Problem. Where the word "demande" occurs in a line, return that line.

>>>>>

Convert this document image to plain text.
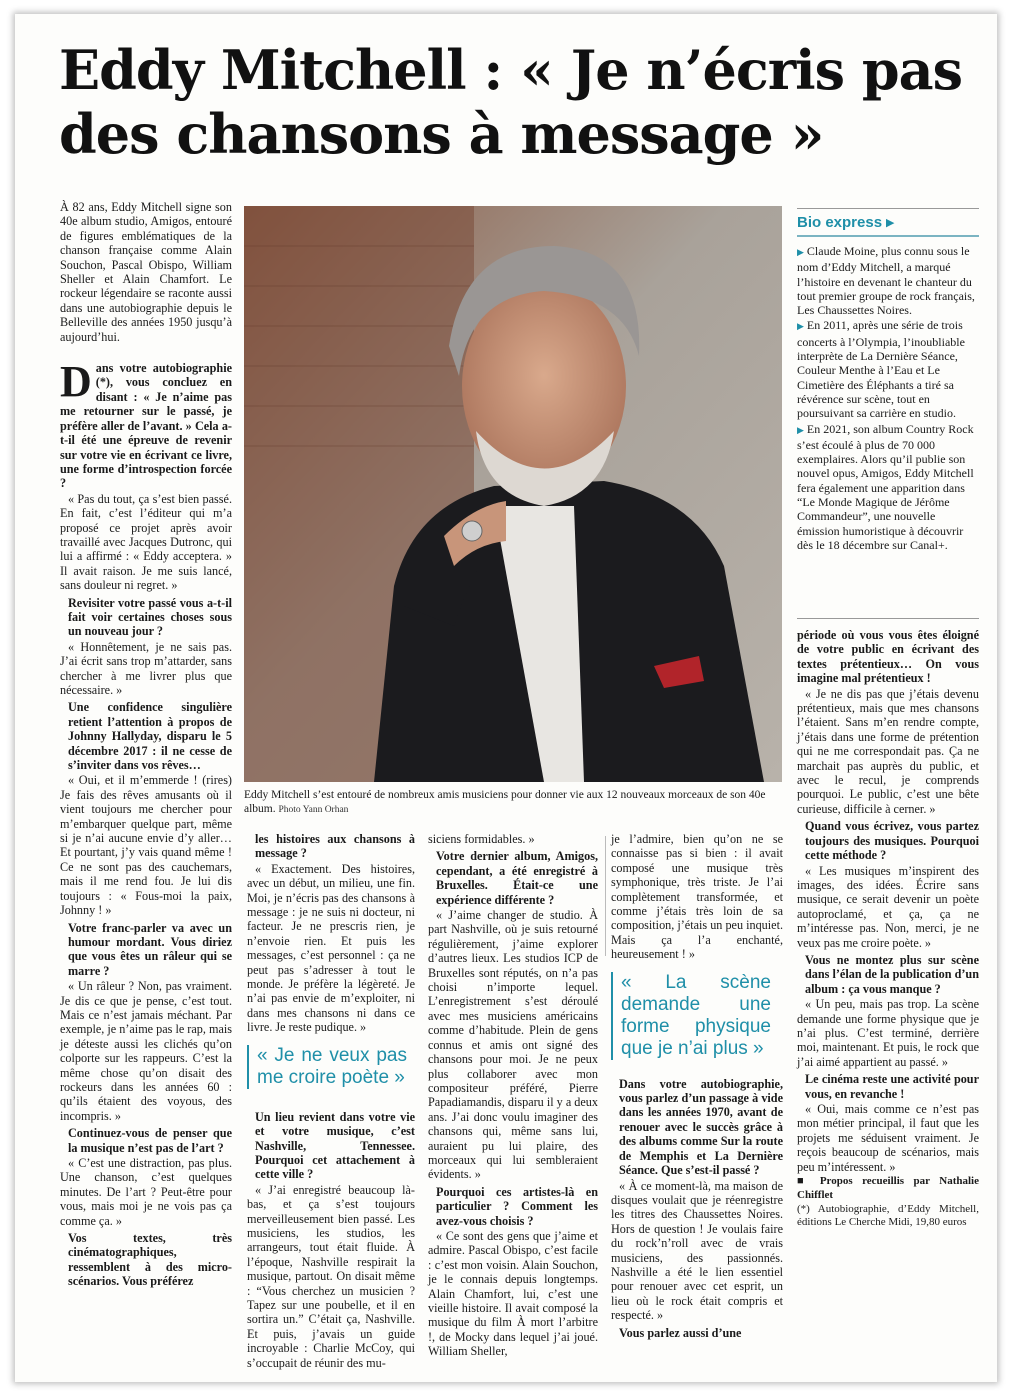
Eddy Mitchell : « Je n’écris pas des chansons à message »

À 82 ans, Eddy Mitchell signe son 40e album studio, Amigos, entouré de figures emblématiques de la chanson française comme Alain Souchon, Pascal Obispo, William Sheller et Alain Chamfort. Le rockeur légendaire se raconte aussi dans une autobiographie depuis le Belleville des années 1950 jusqu’à aujourd’hui.

Dans votre autobiographie (*), vous concluez en disant : « Je n’aime pas me retourner sur le passé, je préfère aller de l’avant. » Cela a-t-il été une épreuve de revenir sur votre vie en écrivant ce livre, une forme d’introspection forcée ?

« Pas du tout, ça s’est bien passé. En fait, c’est l’éditeur qui m’a proposé ce projet après avoir travaillé avec Jacques Dutronc, qui lui a affirmé : « Eddy acceptera. » Il avait raison. Je me suis lancé, sans douleur ni regret. »

Revisiter votre passé vous a-t-il fait voir certaines choses sous un nouveau jour ?

« Honnêtement, je ne sais pas. J’ai écrit sans trop m’attarder, sans chercher à me livrer plus que nécessaire. »

Une confidence singulière retient l’attention à propos de Johnny Hallyday, disparu le 5 décembre 2017 : il ne cesse de s’inviter dans vos rêves…

« Oui, et il m’emmerde ! (rires) Je fais des rêves amusants où il vient toujours me chercher pour m’embarquer quelque part, même si je n’ai aucune envie d’y aller… Et pourtant, j’y vais quand même ! Ce ne sont pas des cauchemars, mais il me rend fou. Je lui dis toujours : « Fous-moi la paix, Johnny ! »

Votre franc-parler va avec un humour mordant. Vous diriez que vous êtes un râleur qui se marre ?

« Un râleur ? Non, pas vraiment. Je dis ce que je pense, c’est tout. Mais ce n’est jamais méchant. Par exemple, je n’aime pas le rap, mais je déteste aussi les clichés qu’on colporte sur les rappeurs. C’est la même chose qu’on disait des rockeurs dans les années 60 : qu’ils étaient des voyous, des incompris. »

Continuez-vous de penser que la musique n’est pas de l’art ?

« C’est une distraction, pas plus. Une chanson, c’est quelques minutes. De l’art ? Peut-être pour vous, mais moi je ne vois pas ça comme ça. »

Vos textes, très cinématographiques, ressemblent à des micro-scénarios. Vous préférez

Eddy Mitchell s’est entouré de nombreux amis musiciens pour donner vie aux 12 nouveaux morceaux de son 40e album. Photo Yann Orhan
Bio express ▸

▶ Claude Moine, plus connu sous le nom d’Eddy Mitchell, a marqué l’histoire en devenant le chanteur du tout premier groupe de rock français, Les Chaussettes Noires.

▶ En 2011, après une série de trois concerts à l’Olympia, l’inoubliable interprète de La Dernière Séance, Couleur Menthe à l’Eau et Le Cimetière des Éléphants a tiré sa révérence sur scène, tout en poursuivant sa carrière en studio.

▶ En 2021, son album Country Rock s’est écoulé à plus de 70 000 exemplaires. Alors qu’il publie son nouvel opus, Amigos, Eddy Mitchell fera également une apparition dans “Le Monde Magique de Jérôme Commandeur”, une nouvelle émission humoristique à découvrir dès le 18 décembre sur Canal+.

les histoires aux chansons à message ?

« Exactement. Des histoires, avec un début, un milieu, une fin. Moi, je n’écris pas des chansons à message : je ne suis ni docteur, ni facteur. Je ne prescris rien, je n’envoie rien. Et puis les messages, c’est personnel : ça ne peut pas s’adresser à tout le monde. Je préfère la légèreté. Je n’ai pas envie de m’exploiter, ni dans mes chansons ni dans ce livre. Je reste pudique. »

« Je ne veux pas me croire poète »

Un lieu revient dans votre vie et votre musique, c’est Nashville, Tennessee. Pourquoi cet attachement à cette ville ?

« J’ai enregistré beaucoup là-bas, et ça s’est toujours merveilleusement bien passé. Les musiciens, les studios, les arrangeurs, tout était fluide. À l’époque, Nashville respirait la musique, partout. On disait même : “Vous cherchez un musicien ? Tapez sur une poubelle, et il en sortira un.” C’était ça, Nashville. Et puis, j’avais un guide incroyable : Charlie McCoy, qui s’occupait de réunir des mu-

siciens formidables. »

Votre dernier album, Amigos, cependant, a été enregistré à Bruxelles. Était-ce une expérience différente ?

« J’aime changer de studio. À part Nashville, où je suis retourné régulièrement, j’aime explorer d’autres lieux. Les studios ICP de Bruxelles sont réputés, on n’a pas choisi n’importe lequel. L’enregistrement s’est déroulé avec mes musiciens américains comme d’habitude. Plein de gens connus et amis ont signé des chansons pour moi. Je ne peux plus collaborer avec mon compositeur préféré, Pierre Papadiamandis, disparu il y a deux ans. J’ai donc voulu imaginer des chansons qui, même sans lui, auraient pu lui plaire, des morceaux qui lui sembleraient évidents. »

Pourquoi ces artistes-là en particulier ? Comment les avez-vous choisis ?

« Ce sont des gens que j’aime et admire. Pascal Obispo, c’est facile : c’est mon voisin. Alain Souchon, je le connais depuis longtemps. Alain Chamfort, lui, c’est une vieille histoire. Il avait composé la musique du film À mort l’arbitre !, de Mocky dans lequel j’ai joué. William Sheller,

je l’admire, bien qu’on ne se connaisse pas si bien : il avait composé une musique très symphonique, très triste. Je l’ai complètement transformée, et comme j’étais très loin de sa composition, j’étais un peu inquiet. Mais ça l’a enchanté, heureusement ! »

« La scène demande une forme physique que je n’ai plus »

Dans votre autobiographie, vous parlez d’un passage à vide dans les années 1970, avant de renouer avec le succès grâce à des albums comme Sur la route de Memphis et La Dernière Séance. Que s’est-il passé ?

« À ce moment-là, ma maison de disques voulait que je réenregistre les titres des Chaussettes Noires. Hors de question ! Je voulais faire du rock’n’roll avec de vrais musiciens, des passionnés. Nashville a été le lien essentiel pour renouer avec cet esprit, un lieu où le rock était compris et respecté. »

Vous parlez aussi d’une

période où vous vous êtes éloigné de votre public en écrivant des textes prétentieux… On vous imagine mal prétentieux !

« Je ne dis pas que j’étais devenu prétentieux, mais que mes chansons l’étaient. Sans m’en rendre compte, j’étais dans une forme de prétention qui ne me correspondait pas. Ça ne marchait pas auprès du public, et avec le recul, je comprends pourquoi. Le public, c’est une bête curieuse, difficile à cerner. »

Quand vous écrivez, vous partez toujours des musiques. Pourquoi cette méthode ?

« Les musiques m’inspirent des images, des idées. Écrire sans musique, ce serait devenir un poète autoproclamé, et ça, ça ne m’intéresse pas. Non, merci, je ne veux pas me croire poète. »

Vous ne montez plus sur scène dans l’élan de la publication d’un album : ça vous manque ?

« Un peu, mais pas trop. La scène demande une forme physique que je n’ai plus. C’est terminé, derrière moi, maintenant. Et puis, le rock que j’ai aimé appartient au passé. »

Le cinéma reste une activité pour vous, en revanche !

« Oui, mais comme ce n’est pas mon métier principal, il faut que les projets me séduisent vraiment. Je reçois beaucoup de scénarios, mais peu m’intéressent. »

■ Propos recueillis par Nathalie Chifflet

(*) Autobiographie, d’Eddy Mitchell, éditions Le Cherche Midi, 19,80 euros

<<<<<

Exercise response.
« La scène demande une forme physique que je n’ai plus »
« Un peu, mais pas trop. La scène demande une forme physique que je n’ai plus. C’est terminé, derrière moi, maintenant. Et puis, le rock que j’ai aimé appartient au passé. »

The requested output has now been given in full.